**Stated exercise:** Give the number of lines containing "Figure" in this listing, with no other words.

......

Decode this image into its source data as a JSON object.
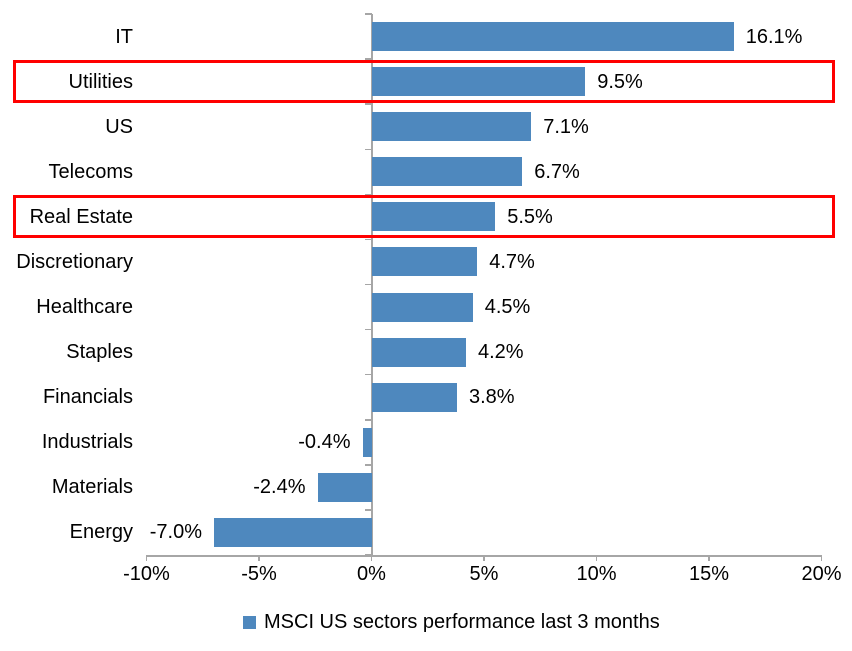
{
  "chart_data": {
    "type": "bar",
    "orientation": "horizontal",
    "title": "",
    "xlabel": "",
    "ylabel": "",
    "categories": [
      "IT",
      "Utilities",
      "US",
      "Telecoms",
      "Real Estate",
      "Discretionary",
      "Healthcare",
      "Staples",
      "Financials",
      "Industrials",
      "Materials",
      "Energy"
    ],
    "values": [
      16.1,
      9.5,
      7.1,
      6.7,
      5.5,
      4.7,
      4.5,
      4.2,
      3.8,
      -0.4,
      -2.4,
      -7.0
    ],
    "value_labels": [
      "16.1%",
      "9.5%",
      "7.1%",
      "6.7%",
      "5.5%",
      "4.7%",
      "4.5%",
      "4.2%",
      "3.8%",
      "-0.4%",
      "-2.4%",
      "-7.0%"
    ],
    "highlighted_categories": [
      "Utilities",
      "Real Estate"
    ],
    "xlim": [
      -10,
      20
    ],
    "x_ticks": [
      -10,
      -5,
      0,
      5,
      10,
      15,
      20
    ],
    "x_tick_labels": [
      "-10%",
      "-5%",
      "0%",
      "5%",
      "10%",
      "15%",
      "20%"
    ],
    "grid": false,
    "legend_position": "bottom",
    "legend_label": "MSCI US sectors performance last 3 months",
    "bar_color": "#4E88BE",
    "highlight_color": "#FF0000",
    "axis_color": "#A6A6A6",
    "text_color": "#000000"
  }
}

......

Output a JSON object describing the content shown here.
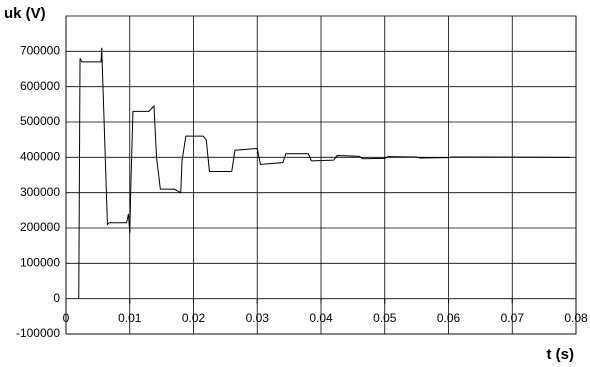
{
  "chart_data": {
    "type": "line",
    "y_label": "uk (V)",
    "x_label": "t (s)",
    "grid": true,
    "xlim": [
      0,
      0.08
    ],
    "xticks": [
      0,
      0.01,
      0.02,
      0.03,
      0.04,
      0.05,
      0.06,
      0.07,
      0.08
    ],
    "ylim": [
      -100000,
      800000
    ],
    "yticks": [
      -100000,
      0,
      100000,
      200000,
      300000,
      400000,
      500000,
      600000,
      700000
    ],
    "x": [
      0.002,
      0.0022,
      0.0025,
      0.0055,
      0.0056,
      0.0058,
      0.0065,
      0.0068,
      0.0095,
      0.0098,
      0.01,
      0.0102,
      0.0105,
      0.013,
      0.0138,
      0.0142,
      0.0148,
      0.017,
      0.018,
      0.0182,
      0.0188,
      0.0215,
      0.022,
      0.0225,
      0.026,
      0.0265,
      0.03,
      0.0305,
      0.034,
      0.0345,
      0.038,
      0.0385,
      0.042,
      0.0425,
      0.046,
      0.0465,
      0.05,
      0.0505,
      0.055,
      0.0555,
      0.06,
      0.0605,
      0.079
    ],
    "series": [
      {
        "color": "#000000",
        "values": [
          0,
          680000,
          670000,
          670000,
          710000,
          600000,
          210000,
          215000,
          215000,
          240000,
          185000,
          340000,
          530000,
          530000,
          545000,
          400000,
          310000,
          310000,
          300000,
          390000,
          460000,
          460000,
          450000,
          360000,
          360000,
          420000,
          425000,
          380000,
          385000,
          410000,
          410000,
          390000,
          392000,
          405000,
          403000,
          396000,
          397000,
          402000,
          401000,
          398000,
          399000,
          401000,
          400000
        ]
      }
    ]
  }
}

......

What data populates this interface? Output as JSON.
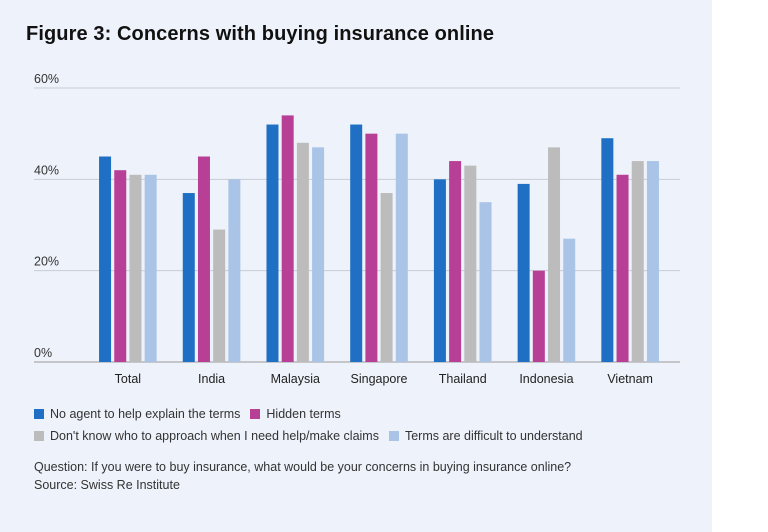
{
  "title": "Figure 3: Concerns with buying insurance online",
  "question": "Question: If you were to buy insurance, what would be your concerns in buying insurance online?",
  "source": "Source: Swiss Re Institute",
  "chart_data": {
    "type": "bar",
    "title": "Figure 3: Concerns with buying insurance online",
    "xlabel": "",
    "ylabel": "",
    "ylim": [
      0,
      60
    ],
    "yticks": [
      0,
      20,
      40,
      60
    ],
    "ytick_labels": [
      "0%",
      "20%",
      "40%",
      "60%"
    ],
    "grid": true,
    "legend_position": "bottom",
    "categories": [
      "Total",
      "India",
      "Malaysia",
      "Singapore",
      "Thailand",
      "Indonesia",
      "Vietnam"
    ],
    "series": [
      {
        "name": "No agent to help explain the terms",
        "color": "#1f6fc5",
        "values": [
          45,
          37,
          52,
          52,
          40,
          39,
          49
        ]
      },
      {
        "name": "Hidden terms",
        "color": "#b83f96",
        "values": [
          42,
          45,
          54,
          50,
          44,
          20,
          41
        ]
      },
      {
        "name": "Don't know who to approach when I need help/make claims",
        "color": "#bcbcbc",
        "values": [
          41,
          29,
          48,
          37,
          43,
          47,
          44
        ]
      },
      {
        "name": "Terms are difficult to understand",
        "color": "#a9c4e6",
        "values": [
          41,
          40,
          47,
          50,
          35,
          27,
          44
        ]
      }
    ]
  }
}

......

**Exercise solution:** 2